= DIRECTION =
Could every line of the data be printed exactly as it reads?

*** RECORD LIST ***

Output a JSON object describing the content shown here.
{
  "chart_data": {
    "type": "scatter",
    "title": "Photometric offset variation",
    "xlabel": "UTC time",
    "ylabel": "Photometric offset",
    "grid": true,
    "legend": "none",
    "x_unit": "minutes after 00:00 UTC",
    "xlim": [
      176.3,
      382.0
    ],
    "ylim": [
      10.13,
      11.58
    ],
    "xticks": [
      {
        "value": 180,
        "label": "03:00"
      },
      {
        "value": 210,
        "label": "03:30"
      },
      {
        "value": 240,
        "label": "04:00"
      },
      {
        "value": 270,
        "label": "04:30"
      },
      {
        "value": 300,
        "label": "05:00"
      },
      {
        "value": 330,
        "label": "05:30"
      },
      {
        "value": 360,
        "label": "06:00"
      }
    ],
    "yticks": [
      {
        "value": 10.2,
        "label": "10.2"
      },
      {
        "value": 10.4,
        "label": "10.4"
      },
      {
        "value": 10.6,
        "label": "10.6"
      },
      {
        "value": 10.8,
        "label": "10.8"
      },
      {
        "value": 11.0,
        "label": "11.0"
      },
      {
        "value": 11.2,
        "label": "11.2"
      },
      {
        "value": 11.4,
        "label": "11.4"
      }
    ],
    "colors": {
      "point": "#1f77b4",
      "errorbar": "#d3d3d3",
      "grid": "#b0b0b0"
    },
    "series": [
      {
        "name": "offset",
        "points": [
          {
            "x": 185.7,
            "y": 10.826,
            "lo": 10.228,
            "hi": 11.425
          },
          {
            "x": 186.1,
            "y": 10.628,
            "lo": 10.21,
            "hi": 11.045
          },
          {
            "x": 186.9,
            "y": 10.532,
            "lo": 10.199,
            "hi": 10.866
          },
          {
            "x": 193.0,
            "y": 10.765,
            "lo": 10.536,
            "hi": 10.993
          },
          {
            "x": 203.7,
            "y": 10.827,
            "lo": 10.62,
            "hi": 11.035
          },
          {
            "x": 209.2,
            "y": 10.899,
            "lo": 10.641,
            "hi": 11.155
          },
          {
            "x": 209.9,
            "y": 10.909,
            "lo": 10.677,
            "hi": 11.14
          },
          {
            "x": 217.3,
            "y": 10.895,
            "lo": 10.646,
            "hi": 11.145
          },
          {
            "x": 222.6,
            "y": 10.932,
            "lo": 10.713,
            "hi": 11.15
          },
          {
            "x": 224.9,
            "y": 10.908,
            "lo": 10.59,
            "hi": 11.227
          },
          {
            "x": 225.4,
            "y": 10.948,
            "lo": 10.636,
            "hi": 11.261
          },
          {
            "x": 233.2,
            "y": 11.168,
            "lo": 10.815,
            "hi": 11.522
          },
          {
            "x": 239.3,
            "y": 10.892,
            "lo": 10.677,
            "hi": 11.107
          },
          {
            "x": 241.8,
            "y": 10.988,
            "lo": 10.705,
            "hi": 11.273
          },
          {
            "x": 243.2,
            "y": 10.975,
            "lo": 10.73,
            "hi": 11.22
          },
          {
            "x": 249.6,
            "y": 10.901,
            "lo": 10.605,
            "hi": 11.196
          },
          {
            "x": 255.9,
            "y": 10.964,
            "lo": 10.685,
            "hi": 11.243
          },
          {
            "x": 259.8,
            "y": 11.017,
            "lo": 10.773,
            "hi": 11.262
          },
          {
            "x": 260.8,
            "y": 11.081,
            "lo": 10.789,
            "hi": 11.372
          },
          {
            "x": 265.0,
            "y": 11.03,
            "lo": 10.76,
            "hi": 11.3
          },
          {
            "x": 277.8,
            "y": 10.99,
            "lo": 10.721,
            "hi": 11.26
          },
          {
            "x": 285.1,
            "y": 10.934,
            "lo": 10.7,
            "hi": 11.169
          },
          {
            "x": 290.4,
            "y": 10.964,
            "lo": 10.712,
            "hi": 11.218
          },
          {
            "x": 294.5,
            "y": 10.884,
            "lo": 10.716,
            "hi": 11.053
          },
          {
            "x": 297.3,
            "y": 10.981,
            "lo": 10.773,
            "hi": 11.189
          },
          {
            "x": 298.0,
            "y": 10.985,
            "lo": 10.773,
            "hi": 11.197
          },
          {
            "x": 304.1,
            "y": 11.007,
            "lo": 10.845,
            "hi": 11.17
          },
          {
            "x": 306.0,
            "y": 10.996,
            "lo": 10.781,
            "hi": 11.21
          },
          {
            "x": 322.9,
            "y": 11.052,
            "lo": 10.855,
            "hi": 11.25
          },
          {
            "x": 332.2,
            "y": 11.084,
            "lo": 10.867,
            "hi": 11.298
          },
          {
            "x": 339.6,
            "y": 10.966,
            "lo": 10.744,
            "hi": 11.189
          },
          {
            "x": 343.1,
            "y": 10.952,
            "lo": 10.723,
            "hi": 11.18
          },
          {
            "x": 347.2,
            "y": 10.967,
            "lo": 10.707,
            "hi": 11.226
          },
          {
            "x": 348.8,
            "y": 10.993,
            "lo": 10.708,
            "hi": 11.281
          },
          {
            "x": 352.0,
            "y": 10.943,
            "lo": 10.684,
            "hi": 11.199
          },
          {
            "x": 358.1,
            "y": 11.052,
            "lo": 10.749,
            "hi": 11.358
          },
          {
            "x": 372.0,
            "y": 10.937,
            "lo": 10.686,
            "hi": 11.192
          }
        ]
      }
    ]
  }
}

***

= FINISHED EXERCISE =
Output a JSON object describing the content shown here.
{
  "chart_data": {
    "type": "scatter",
    "title": "Photometric offset variation",
    "xlabel": "UTC time",
    "ylabel": "Photometric offset",
    "grid": true,
    "legend": "none",
    "x_unit": "minutes after 00:00 UTC",
    "xlim": [
      176.3,
      382.0
    ],
    "ylim": [
      10.13,
      11.58
    ],
    "xticks": [
      {
        "value": 180,
        "label": "03:00"
      },
      {
        "value": 210,
        "label": "03:30"
      },
      {
        "value": 240,
        "label": "04:00"
      },
      {
        "value": 270,
        "label": "04:30"
      },
      {
        "value": 300,
        "label": "05:00"
      },
      {
        "value": 330,
        "label": "05:30"
      },
      {
        "value": 360,
        "label": "06:00"
      }
    ],
    "yticks": [
      {
        "value": 10.2,
        "label": "10.2"
      },
      {
        "value": 10.4,
        "label": "10.4"
      },
      {
        "value": 10.6,
        "label": "10.6"
      },
      {
        "value": 10.8,
        "label": "10.8"
      },
      {
        "value": 11.0,
        "label": "11.0"
      },
      {
        "value": 11.2,
        "label": "11.2"
      },
      {
        "value": 11.4,
        "label": "11.4"
      }
    ],
    "colors": {
      "point": "#1f77b4",
      "errorbar": "#d3d3d3",
      "grid": "#b0b0b0"
    },
    "series": [
      {
        "name": "offset",
        "points": [
          {
            "x": 185.7,
            "y": 10.826,
            "lo": 10.228,
            "hi": 11.425
          },
          {
            "x": 186.1,
            "y": 10.628,
            "lo": 10.21,
            "hi": 11.045
          },
          {
            "x": 186.9,
            "y": 10.532,
            "lo": 10.199,
            "hi": 10.866
          },
          {
            "x": 193.0,
            "y": 10.765,
            "lo": 10.536,
            "hi": 10.993
          },
          {
            "x": 203.7,
            "y": 10.827,
            "lo": 10.62,
            "hi": 11.035
          },
          {
            "x": 209.2,
            "y": 10.899,
            "lo": 10.641,
            "hi": 11.155
          },
          {
            "x": 209.9,
            "y": 10.909,
            "lo": 10.677,
            "hi": 11.14
          },
          {
            "x": 217.3,
            "y": 10.895,
            "lo": 10.646,
            "hi": 11.145
          },
          {
            "x": 222.6,
            "y": 10.932,
            "lo": 10.713,
            "hi": 11.15
          },
          {
            "x": 224.9,
            "y": 10.908,
            "lo": 10.59,
            "hi": 11.227
          },
          {
            "x": 225.4,
            "y": 10.948,
            "lo": 10.636,
            "hi": 11.261
          },
          {
            "x": 233.2,
            "y": 11.168,
            "lo": 10.815,
            "hi": 11.522
          },
          {
            "x": 239.3,
            "y": 10.892,
            "lo": 10.677,
            "hi": 11.107
          },
          {
            "x": 241.8,
            "y": 10.988,
            "lo": 10.705,
            "hi": 11.273
          },
          {
            "x": 243.2,
            "y": 10.975,
            "lo": 10.73,
            "hi": 11.22
          },
          {
            "x": 249.6,
            "y": 10.901,
            "lo": 10.605,
            "hi": 11.196
          },
          {
            "x": 255.9,
            "y": 10.964,
            "lo": 10.685,
            "hi": 11.243
          },
          {
            "x": 259.8,
            "y": 11.017,
            "lo": 10.773,
            "hi": 11.262
          },
          {
            "x": 260.8,
            "y": 11.081,
            "lo": 10.789,
            "hi": 11.372
          },
          {
            "x": 265.0,
            "y": 11.03,
            "lo": 10.76,
            "hi": 11.3
          },
          {
            "x": 277.8,
            "y": 10.99,
            "lo": 10.721,
            "hi": 11.26
          },
          {
            "x": 285.1,
            "y": 10.934,
            "lo": 10.7,
            "hi": 11.169
          },
          {
            "x": 290.4,
            "y": 10.964,
            "lo": 10.712,
            "hi": 11.218
          },
          {
            "x": 294.5,
            "y": 10.884,
            "lo": 10.716,
            "hi": 11.053
          },
          {
            "x": 297.3,
            "y": 10.981,
            "lo": 10.773,
            "hi": 11.189
          },
          {
            "x": 298.0,
            "y": 10.985,
            "lo": 10.773,
            "hi": 11.197
          },
          {
            "x": 304.1,
            "y": 11.007,
            "lo": 10.845,
            "hi": 11.17
          },
          {
            "x": 306.0,
            "y": 10.996,
            "lo": 10.781,
            "hi": 11.21
          },
          {
            "x": 322.9,
            "y": 11.052,
            "lo": 10.855,
            "hi": 11.25
          },
          {
            "x": 332.2,
            "y": 11.084,
            "lo": 10.867,
            "hi": 11.298
          },
          {
            "x": 339.6,
            "y": 10.966,
            "lo": 10.744,
            "hi": 11.189
          },
          {
            "x": 343.1,
            "y": 10.952,
            "lo": 10.723,
            "hi": 11.18
          },
          {
            "x": 347.2,
            "y": 10.967,
            "lo": 10.707,
            "hi": 11.226
          },
          {
            "x": 348.8,
            "y": 10.993,
            "lo": 10.708,
            "hi": 11.281
          },
          {
            "x": 352.0,
            "y": 10.943,
            "lo": 10.684,
            "hi": 11.199
          },
          {
            "x": 358.1,
            "y": 11.052,
            "lo": 10.749,
            "hi": 11.358
          },
          {
            "x": 372.0,
            "y": 10.937,
            "lo": 10.686,
            "hi": 11.192
          }
        ]
      }
    ]
  }
}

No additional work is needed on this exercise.